# STATED PROBLEM
Replace "cell-value" with "data-cell" in the rows that begin at the line containing "Give bounding boxes" and end at the line containing "table-row: 2019-06-25 812.82", keeping everything else the same. Return only those lines, and leave out the pictures.

# TASK MATERIAL
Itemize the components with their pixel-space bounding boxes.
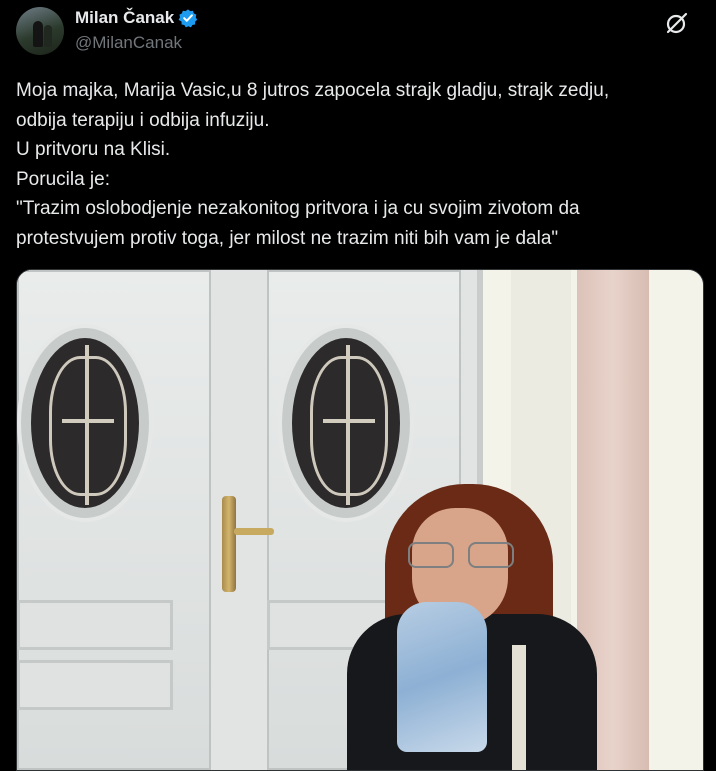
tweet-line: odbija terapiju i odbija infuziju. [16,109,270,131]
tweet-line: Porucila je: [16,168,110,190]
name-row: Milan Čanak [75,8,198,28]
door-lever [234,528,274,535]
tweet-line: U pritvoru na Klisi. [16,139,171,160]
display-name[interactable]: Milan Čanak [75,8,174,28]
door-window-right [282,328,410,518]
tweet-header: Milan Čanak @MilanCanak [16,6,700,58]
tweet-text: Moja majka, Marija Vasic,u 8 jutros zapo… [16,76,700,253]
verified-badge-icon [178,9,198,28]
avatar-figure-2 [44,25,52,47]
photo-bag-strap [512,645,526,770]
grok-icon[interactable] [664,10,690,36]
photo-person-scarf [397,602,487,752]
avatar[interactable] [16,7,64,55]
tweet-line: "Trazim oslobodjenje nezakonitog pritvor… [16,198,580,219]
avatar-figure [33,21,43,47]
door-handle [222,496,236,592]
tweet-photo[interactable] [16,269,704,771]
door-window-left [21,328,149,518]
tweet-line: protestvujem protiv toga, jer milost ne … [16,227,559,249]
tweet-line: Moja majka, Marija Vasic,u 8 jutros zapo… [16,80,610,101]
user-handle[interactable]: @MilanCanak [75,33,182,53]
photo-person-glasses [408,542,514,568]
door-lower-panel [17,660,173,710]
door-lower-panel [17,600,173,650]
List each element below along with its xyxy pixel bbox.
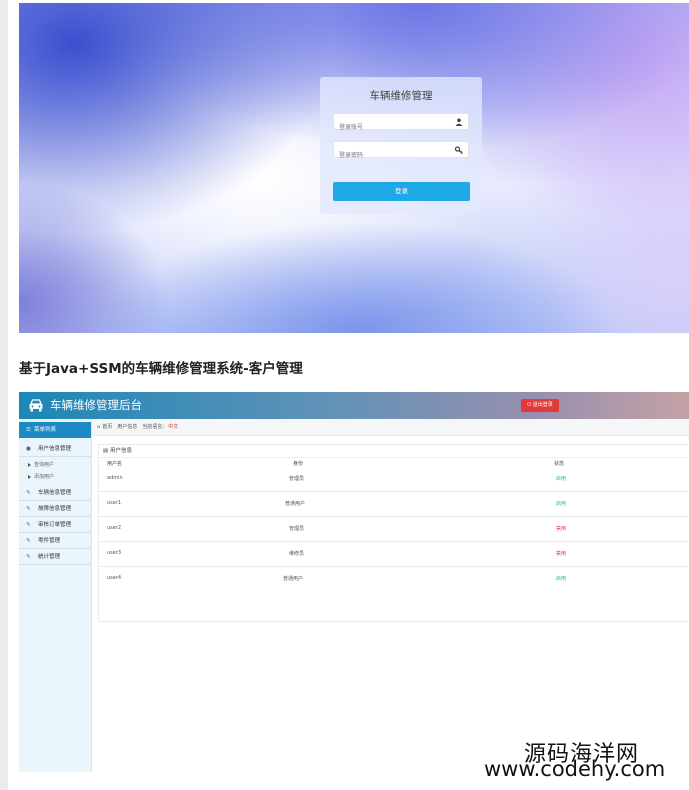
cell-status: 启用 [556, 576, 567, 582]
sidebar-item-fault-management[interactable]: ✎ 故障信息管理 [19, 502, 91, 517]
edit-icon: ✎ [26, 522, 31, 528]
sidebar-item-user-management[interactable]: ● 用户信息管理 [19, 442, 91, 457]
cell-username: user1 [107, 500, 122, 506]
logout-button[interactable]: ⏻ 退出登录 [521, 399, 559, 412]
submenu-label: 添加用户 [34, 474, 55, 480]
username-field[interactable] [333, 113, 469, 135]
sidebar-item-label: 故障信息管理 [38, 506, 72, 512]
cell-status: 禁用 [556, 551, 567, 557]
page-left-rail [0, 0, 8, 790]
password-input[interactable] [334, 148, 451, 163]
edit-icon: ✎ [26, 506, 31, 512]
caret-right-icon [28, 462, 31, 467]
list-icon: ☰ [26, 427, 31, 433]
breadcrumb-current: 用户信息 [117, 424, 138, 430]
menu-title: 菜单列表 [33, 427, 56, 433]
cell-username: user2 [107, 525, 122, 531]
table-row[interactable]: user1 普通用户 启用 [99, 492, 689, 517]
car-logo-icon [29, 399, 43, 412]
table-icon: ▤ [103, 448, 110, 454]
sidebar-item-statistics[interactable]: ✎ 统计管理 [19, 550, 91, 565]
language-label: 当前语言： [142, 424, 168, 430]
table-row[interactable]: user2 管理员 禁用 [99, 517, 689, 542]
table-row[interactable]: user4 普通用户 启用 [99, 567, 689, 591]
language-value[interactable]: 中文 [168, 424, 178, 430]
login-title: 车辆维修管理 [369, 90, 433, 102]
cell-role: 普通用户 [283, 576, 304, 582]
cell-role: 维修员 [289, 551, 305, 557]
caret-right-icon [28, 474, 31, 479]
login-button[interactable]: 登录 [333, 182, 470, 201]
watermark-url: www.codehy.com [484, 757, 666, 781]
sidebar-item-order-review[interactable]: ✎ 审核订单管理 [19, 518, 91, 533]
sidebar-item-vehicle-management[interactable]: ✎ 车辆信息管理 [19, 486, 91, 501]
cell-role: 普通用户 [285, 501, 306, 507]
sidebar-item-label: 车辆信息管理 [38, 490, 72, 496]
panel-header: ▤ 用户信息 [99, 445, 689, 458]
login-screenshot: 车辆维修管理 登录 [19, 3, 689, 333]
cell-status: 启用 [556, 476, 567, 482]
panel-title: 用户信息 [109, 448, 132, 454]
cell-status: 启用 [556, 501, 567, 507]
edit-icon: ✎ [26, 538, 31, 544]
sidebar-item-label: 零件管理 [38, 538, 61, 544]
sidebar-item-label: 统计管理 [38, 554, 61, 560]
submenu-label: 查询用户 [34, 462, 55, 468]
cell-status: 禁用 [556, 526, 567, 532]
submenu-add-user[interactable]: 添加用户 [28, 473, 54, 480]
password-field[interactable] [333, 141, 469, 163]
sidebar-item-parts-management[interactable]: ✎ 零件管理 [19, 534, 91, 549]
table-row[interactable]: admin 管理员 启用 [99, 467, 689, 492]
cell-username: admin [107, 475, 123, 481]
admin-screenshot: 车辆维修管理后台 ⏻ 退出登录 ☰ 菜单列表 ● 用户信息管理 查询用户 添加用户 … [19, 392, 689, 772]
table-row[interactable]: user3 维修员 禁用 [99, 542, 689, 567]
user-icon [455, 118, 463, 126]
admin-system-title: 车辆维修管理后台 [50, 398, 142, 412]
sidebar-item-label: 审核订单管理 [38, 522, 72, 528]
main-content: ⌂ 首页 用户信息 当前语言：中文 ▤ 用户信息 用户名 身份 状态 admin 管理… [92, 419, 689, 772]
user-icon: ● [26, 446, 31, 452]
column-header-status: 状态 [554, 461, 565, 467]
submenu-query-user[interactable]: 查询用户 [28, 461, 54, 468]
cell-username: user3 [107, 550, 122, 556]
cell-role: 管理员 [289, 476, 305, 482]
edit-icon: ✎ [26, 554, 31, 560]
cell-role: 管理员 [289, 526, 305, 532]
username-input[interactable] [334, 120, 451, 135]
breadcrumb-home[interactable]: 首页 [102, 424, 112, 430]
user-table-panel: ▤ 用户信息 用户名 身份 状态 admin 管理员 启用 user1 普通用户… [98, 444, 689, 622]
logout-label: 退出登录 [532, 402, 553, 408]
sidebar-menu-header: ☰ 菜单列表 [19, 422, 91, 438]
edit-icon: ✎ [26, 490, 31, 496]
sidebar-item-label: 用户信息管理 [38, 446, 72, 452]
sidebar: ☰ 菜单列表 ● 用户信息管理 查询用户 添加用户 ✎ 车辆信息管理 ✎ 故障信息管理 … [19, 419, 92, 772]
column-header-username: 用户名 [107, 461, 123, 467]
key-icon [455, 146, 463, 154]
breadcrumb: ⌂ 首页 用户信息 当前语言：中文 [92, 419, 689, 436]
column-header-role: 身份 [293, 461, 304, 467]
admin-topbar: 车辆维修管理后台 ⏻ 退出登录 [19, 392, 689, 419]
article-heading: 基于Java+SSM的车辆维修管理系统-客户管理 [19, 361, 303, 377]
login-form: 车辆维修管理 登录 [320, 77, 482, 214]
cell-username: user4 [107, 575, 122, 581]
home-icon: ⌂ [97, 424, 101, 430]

...

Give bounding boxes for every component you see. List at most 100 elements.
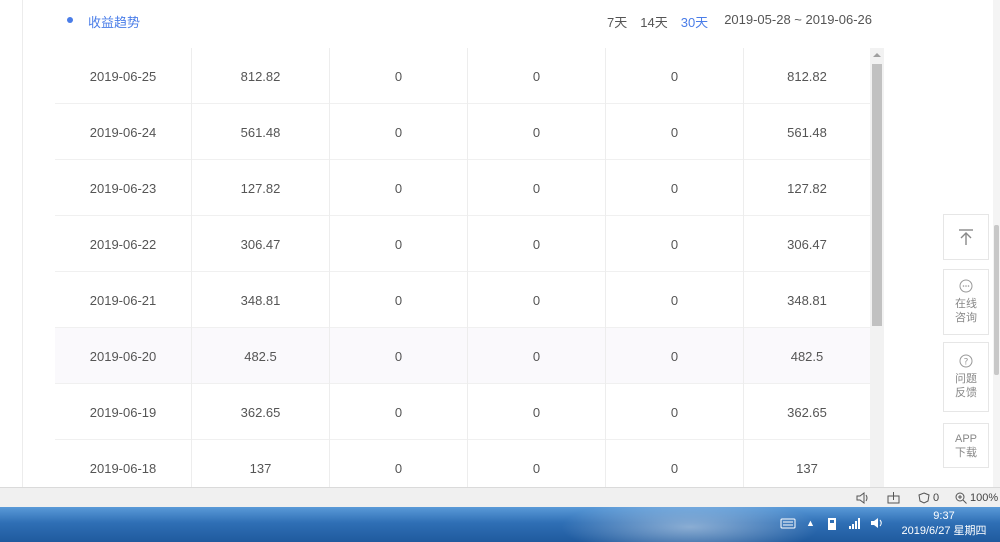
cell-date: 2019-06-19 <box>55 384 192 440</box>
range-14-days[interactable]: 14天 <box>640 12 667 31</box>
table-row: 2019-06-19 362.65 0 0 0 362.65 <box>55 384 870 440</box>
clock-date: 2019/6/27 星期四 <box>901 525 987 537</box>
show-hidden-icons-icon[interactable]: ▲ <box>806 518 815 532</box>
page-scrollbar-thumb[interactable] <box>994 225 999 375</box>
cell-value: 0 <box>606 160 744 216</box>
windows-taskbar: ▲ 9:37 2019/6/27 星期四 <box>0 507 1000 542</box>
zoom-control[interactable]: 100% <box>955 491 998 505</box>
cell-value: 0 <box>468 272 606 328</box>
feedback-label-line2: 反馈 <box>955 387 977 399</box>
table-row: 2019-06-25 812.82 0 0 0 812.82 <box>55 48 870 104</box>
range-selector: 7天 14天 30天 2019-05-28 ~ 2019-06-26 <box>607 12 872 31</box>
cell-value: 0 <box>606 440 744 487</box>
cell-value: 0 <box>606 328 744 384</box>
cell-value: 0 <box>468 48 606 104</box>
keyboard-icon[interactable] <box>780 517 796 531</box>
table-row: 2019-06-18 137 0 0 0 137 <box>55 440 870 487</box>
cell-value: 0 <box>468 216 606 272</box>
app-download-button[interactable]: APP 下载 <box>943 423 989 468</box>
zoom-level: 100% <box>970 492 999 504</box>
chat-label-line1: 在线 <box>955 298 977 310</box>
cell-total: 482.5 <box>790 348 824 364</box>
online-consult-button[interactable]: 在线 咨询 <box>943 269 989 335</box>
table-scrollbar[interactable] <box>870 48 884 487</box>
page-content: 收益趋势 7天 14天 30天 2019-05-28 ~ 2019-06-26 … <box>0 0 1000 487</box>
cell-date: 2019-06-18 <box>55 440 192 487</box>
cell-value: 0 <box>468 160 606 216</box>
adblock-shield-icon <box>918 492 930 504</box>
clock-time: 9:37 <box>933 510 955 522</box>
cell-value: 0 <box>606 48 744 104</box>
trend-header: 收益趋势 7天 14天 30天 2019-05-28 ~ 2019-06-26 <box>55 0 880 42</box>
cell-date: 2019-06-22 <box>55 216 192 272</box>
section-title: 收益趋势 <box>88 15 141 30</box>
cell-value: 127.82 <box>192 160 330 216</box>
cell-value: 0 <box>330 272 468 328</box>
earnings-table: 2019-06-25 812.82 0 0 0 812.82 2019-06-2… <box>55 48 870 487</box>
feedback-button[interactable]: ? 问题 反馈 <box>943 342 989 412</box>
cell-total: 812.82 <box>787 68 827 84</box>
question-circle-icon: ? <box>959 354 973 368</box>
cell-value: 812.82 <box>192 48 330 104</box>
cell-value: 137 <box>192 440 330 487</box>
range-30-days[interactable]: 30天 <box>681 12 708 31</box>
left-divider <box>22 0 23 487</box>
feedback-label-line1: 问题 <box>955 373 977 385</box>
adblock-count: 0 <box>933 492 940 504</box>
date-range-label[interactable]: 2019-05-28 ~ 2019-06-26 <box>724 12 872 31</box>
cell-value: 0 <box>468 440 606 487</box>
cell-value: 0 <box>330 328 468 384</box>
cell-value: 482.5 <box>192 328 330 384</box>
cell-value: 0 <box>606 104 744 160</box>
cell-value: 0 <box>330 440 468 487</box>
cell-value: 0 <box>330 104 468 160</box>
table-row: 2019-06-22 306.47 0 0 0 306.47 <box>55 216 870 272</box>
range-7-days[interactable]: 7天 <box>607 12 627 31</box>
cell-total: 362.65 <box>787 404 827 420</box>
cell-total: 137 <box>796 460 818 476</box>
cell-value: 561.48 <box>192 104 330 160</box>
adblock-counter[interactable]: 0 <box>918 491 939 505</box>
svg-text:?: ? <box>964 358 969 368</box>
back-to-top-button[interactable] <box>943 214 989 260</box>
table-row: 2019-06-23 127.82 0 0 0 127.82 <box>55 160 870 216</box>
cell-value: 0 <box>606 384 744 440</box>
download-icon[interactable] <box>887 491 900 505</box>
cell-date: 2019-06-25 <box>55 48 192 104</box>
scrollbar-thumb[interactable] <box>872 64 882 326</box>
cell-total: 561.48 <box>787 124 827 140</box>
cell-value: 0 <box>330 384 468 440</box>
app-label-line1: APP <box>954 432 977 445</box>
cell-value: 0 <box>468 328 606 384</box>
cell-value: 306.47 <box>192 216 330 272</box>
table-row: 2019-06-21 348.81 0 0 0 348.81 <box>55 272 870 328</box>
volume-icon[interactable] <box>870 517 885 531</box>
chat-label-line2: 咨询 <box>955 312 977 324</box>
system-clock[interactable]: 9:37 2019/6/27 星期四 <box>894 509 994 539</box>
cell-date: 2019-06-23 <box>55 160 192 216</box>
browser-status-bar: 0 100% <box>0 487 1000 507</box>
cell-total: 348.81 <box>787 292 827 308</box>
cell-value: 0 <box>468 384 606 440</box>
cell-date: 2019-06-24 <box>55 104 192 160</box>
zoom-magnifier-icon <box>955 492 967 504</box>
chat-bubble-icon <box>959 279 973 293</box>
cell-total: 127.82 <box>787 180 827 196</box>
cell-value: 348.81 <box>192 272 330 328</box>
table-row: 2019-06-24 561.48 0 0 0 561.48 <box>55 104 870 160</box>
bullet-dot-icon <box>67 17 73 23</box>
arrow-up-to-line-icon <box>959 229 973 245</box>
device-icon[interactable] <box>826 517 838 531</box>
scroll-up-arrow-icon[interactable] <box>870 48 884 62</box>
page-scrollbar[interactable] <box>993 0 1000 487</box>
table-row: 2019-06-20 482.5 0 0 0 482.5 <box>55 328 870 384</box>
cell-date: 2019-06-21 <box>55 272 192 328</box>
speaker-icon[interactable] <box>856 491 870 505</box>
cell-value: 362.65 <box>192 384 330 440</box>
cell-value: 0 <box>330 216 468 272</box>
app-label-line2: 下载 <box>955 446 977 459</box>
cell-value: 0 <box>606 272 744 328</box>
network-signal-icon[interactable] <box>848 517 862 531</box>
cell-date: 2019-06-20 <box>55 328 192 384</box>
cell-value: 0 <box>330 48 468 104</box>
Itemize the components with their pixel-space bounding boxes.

---

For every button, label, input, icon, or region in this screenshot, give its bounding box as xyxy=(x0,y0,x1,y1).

# TASK RESPONSE
Give bounding boxes for every component you see. List at most 100 elements.
cell-date: 2019-06-19 <box>55 384 192 440</box>
range-14-days[interactable]: 14天 <box>640 12 667 31</box>
table-row: 2019-06-19 362.65 0 0 0 362.65 <box>55 384 870 440</box>
clock-date: 2019/6/27 星期四 <box>901 525 987 537</box>
show-hidden-icons-icon[interactable]: ▲ <box>806 518 815 532</box>
page-scrollbar-thumb[interactable] <box>994 225 999 375</box>
data-cell: 0 <box>606 160 744 216</box>
windows-taskbar: ▲ 9:37 2019/6/27 星期四 <box>0 507 1000 542</box>
zoom-control[interactable]: 100% <box>955 491 998 505</box>
data-cell: 0 <box>468 272 606 328</box>
feedback-label-line2: 反馈 <box>955 387 977 399</box>
table-row: 2019-06-25 812.82 0 0 0 812.82 <box>55 48 870 104</box>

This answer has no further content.